» Written problem
Comb the records below for the string "during" and copy each line where it turns up.

» Records provided
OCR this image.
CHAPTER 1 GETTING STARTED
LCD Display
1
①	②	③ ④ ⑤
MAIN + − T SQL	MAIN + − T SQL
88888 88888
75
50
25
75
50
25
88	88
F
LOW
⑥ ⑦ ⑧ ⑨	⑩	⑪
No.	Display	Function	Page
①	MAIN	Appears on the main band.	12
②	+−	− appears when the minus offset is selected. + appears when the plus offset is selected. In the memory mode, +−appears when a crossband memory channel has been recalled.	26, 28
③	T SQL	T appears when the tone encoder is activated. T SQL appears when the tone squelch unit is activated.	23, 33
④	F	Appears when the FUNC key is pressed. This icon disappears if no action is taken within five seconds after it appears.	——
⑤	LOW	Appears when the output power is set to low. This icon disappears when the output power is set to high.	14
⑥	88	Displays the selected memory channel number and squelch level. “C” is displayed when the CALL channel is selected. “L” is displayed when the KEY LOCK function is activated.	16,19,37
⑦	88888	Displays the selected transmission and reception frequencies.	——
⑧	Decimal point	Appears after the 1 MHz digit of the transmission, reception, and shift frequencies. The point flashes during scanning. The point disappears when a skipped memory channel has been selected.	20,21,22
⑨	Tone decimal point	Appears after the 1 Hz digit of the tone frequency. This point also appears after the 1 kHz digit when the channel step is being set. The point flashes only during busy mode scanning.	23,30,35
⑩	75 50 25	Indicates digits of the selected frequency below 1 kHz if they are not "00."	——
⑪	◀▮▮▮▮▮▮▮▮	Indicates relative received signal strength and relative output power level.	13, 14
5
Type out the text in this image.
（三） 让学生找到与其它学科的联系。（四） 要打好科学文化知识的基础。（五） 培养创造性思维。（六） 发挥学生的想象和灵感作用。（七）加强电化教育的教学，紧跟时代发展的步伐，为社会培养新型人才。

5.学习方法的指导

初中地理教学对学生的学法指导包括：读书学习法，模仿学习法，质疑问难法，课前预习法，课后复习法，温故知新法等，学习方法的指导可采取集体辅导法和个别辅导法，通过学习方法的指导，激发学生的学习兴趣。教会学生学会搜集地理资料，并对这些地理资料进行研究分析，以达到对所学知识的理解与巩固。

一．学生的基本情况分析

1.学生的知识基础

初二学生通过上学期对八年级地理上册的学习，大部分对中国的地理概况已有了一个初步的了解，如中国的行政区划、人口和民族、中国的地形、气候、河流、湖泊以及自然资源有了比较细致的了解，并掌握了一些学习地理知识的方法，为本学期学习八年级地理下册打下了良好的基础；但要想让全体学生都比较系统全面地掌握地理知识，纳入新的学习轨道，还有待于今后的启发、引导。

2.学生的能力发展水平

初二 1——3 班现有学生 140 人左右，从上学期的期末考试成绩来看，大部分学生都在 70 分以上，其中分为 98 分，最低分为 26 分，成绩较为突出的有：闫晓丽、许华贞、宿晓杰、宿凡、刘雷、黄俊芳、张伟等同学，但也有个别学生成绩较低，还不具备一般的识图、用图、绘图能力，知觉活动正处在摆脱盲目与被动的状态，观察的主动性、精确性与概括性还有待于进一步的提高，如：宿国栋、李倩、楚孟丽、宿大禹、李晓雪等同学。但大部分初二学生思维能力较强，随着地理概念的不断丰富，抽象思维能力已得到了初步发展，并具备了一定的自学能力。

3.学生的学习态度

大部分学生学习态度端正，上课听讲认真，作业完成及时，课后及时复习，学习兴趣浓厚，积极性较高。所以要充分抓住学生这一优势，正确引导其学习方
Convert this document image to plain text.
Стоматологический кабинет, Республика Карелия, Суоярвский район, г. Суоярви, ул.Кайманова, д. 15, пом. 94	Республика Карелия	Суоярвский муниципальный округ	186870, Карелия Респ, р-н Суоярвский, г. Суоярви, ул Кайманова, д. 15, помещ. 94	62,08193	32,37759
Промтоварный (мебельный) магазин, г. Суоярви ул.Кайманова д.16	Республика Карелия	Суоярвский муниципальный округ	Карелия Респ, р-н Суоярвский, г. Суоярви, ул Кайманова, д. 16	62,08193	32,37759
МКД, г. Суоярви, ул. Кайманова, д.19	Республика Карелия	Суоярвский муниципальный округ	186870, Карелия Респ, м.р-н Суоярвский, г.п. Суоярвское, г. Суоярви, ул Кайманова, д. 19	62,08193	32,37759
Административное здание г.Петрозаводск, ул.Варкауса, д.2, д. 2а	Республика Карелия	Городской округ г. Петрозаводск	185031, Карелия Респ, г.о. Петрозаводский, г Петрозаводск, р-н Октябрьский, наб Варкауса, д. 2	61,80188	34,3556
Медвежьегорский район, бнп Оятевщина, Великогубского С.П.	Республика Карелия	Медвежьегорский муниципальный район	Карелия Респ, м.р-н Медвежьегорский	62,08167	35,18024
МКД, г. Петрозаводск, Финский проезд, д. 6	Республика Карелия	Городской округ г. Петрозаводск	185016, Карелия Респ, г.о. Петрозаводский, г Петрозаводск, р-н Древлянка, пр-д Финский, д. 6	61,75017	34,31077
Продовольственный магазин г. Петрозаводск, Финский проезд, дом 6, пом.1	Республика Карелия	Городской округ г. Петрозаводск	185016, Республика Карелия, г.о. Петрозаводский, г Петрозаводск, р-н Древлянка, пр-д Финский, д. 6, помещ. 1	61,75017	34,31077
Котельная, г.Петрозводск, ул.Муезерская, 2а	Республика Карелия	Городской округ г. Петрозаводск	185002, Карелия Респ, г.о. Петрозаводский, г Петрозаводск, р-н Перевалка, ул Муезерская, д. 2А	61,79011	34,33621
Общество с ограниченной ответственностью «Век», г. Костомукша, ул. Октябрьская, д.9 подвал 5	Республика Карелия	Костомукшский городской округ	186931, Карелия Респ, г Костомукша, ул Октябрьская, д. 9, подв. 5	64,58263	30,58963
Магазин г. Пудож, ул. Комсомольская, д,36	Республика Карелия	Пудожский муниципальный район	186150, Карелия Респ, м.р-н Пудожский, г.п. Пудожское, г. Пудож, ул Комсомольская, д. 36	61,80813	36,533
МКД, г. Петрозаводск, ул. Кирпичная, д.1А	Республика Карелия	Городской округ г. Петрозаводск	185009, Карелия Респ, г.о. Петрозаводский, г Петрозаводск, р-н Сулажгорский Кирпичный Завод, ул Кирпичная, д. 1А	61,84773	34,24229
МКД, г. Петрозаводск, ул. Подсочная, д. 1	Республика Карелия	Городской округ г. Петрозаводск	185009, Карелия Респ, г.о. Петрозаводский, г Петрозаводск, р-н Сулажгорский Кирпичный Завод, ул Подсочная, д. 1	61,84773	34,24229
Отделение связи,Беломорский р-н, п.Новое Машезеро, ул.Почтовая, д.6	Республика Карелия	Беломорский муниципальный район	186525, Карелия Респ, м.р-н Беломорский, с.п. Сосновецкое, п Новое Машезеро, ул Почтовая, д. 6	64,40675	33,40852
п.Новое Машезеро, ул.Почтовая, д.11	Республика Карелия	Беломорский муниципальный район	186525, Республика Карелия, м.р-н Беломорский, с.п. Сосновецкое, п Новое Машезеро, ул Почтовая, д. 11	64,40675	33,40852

» Exercise output
⑧	Decimal point	Appears after the 1 MHz digit of the transmission, reception, and shift frequencies. The point flashes during scanning. The point disappears when a skipped memory channel has been selected.	20,21,22
⑨	Tone decimal point	Appears after the 1 Hz digit of the tone frequency. This point also appears after the 1 kHz digit when the channel step is being set. The point flashes only during busy mode scanning.	23,30,35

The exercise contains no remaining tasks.